(Objective): Return a copy of every line in the records that includes the word "Start".
* Begin *
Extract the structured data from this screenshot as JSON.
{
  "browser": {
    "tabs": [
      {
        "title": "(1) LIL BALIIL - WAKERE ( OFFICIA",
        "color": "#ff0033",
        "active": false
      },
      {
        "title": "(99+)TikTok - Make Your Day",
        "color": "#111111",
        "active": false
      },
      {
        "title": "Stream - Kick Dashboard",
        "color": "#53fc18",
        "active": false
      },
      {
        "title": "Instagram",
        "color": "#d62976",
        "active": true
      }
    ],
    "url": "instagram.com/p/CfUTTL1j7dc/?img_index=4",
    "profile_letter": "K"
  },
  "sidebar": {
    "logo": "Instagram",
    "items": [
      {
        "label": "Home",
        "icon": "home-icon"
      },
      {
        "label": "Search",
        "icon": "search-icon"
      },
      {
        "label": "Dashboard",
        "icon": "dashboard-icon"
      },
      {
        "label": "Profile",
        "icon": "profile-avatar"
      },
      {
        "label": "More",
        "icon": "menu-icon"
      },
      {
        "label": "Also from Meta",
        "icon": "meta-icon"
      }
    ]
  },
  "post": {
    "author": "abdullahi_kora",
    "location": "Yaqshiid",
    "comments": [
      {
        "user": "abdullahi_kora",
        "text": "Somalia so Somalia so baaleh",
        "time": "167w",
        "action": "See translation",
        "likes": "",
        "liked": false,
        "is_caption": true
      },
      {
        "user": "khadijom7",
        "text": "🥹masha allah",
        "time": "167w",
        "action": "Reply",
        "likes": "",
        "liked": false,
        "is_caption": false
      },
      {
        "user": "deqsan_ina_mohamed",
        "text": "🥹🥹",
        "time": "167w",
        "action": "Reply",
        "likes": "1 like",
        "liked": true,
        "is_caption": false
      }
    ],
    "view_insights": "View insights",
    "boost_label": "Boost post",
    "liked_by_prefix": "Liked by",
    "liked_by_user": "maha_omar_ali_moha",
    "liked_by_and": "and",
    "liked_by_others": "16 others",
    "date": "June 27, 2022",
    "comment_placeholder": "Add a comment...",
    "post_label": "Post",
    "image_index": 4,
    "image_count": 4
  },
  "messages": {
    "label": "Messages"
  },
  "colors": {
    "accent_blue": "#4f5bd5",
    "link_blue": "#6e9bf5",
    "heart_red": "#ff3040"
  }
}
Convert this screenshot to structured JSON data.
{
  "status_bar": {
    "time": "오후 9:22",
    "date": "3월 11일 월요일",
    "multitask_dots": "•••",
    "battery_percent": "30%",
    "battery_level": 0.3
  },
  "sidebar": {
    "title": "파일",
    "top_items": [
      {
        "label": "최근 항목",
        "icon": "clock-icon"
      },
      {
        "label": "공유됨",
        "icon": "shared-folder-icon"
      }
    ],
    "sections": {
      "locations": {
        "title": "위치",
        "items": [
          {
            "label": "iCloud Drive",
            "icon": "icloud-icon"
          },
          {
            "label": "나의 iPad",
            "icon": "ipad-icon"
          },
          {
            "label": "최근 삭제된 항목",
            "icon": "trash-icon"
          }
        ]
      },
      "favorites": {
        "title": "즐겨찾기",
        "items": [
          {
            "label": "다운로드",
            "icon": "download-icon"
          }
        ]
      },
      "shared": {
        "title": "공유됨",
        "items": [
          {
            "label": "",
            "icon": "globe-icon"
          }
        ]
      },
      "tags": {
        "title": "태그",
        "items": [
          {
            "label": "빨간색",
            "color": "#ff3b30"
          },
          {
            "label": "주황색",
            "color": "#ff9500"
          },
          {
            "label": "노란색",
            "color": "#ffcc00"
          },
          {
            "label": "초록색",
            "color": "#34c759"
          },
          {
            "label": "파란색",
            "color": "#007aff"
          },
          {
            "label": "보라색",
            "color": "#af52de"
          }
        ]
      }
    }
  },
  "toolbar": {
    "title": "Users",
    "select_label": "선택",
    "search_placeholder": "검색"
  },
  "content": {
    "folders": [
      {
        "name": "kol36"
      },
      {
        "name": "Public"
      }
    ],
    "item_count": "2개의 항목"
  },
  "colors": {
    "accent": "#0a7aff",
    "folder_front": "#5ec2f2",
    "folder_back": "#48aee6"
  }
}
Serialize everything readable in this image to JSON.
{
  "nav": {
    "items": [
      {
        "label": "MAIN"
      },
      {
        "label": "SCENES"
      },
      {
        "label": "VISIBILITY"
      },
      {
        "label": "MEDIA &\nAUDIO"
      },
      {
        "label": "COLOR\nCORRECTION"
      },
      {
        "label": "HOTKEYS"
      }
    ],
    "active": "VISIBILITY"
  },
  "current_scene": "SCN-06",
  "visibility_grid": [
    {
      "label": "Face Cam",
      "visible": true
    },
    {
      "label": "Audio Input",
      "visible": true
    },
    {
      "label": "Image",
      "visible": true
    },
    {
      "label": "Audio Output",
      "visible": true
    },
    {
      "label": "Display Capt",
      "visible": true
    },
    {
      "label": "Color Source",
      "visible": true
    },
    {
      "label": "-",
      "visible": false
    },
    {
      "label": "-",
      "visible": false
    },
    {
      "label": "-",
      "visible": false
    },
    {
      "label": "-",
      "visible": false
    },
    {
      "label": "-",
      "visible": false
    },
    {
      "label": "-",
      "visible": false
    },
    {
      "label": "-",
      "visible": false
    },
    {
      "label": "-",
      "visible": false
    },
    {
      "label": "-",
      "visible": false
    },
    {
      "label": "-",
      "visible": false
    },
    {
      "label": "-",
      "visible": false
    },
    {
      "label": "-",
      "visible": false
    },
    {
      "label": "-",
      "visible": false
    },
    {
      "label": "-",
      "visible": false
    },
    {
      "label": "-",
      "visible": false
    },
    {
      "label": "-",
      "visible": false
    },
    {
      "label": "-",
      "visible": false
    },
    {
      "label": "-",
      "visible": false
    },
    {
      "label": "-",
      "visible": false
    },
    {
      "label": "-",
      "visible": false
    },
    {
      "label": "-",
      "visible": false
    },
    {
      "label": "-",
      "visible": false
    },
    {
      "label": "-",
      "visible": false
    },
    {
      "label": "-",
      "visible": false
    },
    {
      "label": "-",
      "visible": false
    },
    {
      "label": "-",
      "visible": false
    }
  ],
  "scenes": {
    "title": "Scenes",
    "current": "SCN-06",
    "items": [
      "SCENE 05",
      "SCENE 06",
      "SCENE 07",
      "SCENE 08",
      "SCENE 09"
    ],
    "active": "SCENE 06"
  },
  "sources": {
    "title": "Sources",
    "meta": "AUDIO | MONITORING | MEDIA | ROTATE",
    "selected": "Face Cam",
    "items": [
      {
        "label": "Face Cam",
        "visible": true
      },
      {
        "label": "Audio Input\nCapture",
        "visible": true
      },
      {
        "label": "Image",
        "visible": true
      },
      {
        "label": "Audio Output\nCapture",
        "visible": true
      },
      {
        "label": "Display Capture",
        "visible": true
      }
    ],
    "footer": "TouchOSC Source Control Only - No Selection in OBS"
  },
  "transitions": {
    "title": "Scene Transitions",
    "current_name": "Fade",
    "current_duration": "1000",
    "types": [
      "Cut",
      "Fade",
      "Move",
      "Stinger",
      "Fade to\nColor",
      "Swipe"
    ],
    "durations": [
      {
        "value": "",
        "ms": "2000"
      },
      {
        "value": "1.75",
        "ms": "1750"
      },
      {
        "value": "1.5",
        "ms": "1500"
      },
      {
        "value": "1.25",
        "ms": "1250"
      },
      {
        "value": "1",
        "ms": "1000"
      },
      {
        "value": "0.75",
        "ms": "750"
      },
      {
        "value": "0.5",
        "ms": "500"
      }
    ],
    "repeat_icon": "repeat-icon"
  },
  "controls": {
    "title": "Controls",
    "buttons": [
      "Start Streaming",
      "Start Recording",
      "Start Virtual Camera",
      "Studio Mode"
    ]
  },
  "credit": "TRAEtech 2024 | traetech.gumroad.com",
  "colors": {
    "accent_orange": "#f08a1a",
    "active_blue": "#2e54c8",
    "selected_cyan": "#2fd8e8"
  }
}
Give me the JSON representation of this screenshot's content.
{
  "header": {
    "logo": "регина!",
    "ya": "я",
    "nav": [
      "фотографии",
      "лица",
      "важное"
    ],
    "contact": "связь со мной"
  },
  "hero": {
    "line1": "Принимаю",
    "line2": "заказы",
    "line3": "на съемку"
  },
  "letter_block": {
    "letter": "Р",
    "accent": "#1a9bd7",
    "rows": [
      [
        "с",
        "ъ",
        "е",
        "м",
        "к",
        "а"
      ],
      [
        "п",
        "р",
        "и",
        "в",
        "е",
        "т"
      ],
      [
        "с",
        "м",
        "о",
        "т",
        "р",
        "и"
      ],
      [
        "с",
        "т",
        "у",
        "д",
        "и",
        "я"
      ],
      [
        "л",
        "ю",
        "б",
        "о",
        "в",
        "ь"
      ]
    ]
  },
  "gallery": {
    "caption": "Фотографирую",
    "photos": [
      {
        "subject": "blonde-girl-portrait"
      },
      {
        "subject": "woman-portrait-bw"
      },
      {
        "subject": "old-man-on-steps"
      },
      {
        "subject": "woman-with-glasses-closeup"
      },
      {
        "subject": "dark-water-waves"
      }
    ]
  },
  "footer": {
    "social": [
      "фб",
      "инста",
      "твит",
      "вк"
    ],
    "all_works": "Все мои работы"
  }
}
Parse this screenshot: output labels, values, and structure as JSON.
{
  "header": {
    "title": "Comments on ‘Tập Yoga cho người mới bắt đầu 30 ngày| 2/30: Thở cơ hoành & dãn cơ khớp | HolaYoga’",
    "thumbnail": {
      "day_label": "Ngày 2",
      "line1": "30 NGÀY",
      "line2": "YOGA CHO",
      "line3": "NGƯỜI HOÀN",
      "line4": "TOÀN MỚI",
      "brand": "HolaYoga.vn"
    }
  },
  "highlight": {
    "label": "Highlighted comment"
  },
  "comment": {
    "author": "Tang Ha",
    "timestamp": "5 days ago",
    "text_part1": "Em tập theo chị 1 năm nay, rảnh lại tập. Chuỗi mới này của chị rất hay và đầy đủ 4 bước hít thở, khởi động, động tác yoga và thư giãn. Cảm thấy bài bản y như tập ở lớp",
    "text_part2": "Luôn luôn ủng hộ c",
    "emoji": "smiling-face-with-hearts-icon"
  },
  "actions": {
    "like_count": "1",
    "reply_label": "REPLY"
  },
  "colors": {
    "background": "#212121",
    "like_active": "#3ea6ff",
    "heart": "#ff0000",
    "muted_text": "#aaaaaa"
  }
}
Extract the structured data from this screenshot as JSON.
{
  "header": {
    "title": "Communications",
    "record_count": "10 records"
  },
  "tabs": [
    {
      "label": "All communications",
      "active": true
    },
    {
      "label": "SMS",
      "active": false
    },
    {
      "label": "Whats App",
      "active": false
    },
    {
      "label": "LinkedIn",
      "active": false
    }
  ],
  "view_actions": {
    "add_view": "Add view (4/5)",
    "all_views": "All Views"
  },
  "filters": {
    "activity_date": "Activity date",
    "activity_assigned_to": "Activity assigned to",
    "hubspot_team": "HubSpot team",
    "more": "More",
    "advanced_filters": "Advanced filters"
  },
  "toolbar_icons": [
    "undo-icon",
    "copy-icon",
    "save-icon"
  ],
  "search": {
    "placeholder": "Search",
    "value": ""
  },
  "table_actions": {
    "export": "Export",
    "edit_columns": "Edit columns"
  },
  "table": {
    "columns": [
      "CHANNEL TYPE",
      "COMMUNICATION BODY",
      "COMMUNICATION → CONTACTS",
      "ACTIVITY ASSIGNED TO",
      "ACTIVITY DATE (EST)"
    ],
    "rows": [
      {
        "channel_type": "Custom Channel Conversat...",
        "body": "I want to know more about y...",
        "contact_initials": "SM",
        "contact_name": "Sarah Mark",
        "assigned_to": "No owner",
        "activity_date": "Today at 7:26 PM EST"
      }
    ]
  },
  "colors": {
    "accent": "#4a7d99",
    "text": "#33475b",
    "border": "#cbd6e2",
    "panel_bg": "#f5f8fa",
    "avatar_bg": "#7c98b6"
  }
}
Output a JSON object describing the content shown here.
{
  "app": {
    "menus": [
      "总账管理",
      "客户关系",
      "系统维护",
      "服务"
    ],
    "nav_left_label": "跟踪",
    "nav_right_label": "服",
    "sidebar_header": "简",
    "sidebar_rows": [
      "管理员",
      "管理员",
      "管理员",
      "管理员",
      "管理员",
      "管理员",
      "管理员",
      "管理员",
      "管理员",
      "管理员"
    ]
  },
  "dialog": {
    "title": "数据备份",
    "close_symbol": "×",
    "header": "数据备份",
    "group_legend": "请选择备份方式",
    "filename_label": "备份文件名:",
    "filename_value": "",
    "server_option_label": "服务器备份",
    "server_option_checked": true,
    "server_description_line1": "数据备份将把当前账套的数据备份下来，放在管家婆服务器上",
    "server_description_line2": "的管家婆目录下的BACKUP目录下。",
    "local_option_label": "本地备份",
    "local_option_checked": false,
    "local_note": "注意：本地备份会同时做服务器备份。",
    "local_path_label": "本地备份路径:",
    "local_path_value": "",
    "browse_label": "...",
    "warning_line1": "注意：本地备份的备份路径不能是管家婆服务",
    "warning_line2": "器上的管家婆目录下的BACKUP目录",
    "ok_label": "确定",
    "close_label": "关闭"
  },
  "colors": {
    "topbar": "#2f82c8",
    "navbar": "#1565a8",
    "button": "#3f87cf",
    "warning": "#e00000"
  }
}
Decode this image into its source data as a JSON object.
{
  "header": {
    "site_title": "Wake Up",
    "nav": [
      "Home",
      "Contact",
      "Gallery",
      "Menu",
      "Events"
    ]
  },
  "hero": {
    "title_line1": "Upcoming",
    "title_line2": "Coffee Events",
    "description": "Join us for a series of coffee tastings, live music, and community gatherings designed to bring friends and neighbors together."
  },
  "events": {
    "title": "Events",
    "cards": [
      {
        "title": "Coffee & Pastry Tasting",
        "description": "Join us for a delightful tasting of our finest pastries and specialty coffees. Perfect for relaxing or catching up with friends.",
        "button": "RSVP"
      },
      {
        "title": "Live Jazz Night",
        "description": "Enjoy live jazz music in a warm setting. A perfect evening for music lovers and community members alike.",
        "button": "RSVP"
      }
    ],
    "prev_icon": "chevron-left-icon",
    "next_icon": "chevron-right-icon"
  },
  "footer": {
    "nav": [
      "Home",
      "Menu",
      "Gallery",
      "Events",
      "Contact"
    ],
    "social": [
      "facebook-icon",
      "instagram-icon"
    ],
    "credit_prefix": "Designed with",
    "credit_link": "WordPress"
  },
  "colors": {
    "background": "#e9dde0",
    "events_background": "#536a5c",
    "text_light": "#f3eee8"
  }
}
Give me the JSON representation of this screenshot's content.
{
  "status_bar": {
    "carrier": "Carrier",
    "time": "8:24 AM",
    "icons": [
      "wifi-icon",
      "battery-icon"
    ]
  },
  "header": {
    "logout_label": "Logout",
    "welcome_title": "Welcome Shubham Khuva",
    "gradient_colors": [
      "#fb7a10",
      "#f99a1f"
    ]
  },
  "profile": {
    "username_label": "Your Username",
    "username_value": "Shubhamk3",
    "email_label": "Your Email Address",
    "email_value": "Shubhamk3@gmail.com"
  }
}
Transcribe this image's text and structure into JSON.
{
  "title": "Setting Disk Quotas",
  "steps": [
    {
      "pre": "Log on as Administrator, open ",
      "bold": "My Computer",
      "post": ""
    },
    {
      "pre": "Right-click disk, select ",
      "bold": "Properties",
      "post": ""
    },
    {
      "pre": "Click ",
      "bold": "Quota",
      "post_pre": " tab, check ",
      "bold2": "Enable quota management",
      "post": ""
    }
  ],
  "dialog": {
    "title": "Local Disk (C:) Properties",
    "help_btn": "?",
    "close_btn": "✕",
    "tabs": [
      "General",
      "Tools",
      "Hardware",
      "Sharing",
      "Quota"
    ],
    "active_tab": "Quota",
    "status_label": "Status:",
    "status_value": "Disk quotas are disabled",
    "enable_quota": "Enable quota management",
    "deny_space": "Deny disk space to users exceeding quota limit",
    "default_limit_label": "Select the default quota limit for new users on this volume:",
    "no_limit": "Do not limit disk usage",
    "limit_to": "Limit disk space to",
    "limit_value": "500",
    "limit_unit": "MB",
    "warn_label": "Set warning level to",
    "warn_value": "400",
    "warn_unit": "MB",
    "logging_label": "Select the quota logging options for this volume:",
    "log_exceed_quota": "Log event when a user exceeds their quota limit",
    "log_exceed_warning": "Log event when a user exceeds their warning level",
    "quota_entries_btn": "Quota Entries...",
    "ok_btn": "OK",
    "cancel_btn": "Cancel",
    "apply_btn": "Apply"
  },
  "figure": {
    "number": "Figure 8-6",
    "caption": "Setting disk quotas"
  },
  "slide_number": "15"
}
* End *
(Task output):
      "Start Streaming",
      "Start Recording",
      "Start Virtual Camera",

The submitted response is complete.